Agnès Adjaho, une femme de lettres au Vatican
Figure du milieu de l’édition francophone en Afrique de l’Ouest, catholique engagée, elle est la nouvelle ambassadrice du Bénin près le Saint-Siège. Elle a remis ses lettres de créances au pape avant Noël.
Pendant longtemps, elle a été, jusqu’en 2010, l’emblématique directrice de la librairie Notre-Dame, juste derrière la cathédrale de Cotonou. Six jours par semaine, elle a accueilli avec patience des milliers de lecteurs venus dénicher un ouvrage. La vaste boutique avec ses rayonnages répartis sur trois niveaux appartient désormais à sa vie d’avant.
« Tout ce qui engage la vie de la cité et l’avenir des hommes nous concerne. »
Cet automne, Agnès Adjaho, 67 ans, a emménagé Via Giosuè Carducci, à Rome, à l’ambassade du Bénin près le Saint-Siège. Fini les hauts murs de cette librairie religieuse qu’elle avait entièrement transformée, à la demande de l’archevêque de Cotonou. La voici maintenant représentante de son pays auprès du pape.

——

#### Consigne 1:
Relevez chaque ligne ci-dessous qui contient la chaîne « button », en tenant compte de la casse.
L'article et les lignes ne proviennent pas de la même source.

#### Données fournies:

——

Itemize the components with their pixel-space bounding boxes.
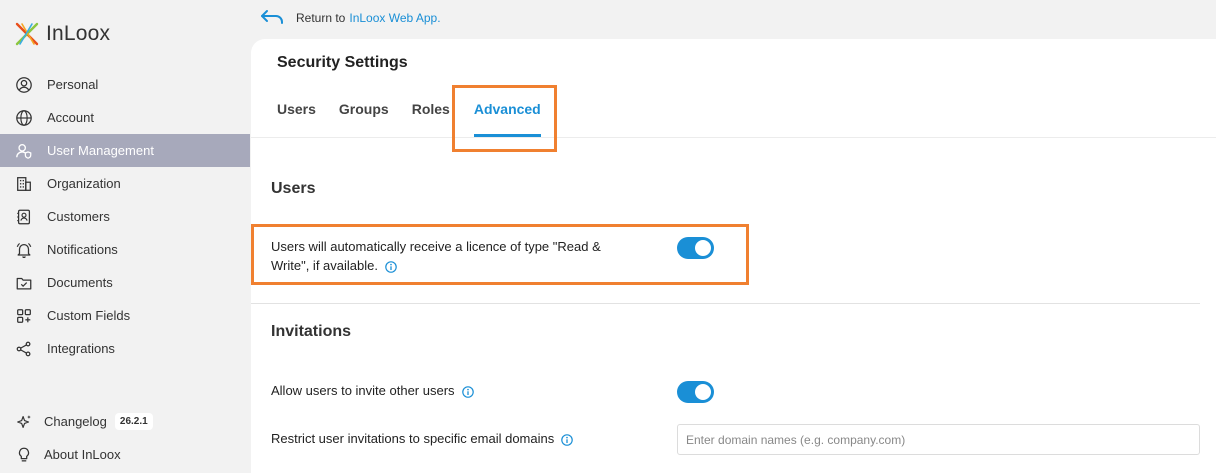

——

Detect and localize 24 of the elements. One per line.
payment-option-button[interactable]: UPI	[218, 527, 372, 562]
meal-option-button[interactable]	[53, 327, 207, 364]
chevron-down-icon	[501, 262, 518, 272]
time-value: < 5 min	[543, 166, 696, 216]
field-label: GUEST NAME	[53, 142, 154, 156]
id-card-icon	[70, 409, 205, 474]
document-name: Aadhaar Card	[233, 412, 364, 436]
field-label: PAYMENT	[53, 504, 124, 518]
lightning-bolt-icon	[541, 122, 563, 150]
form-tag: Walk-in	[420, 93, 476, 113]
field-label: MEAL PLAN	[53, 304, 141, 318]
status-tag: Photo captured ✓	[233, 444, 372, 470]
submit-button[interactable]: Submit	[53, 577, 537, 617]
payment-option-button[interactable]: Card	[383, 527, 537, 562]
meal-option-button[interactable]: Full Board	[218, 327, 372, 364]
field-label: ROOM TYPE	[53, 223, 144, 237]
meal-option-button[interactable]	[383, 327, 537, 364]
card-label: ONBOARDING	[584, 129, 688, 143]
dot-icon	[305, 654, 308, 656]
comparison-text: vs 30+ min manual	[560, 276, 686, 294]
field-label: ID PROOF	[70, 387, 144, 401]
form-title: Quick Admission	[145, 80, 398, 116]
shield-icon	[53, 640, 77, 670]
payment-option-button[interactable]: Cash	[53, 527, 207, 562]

——

#### Consigne 2:
Selon l'article sur Agnès Adjaho, où se trouve la librairie Notre-Dame ?

#### Réponse 1:
payment-option-button[interactable]: UPI	[218, 527, 372, 562]
meal-option-button[interactable]	[53, 327, 207, 364]
submit-button[interactable]: Submit	[53, 577, 537, 617]
payment-option-button[interactable]: Card	[383, 527, 537, 562]
meal-option-button[interactable]: Full Board	[218, 327, 372, 364]
meal-option-button[interactable]	[383, 327, 537, 364]
payment-option-button[interactable]: Cash	[53, 527, 207, 562]

#### Réponse 2:
Juste derrière la cathédrale de Cotonou.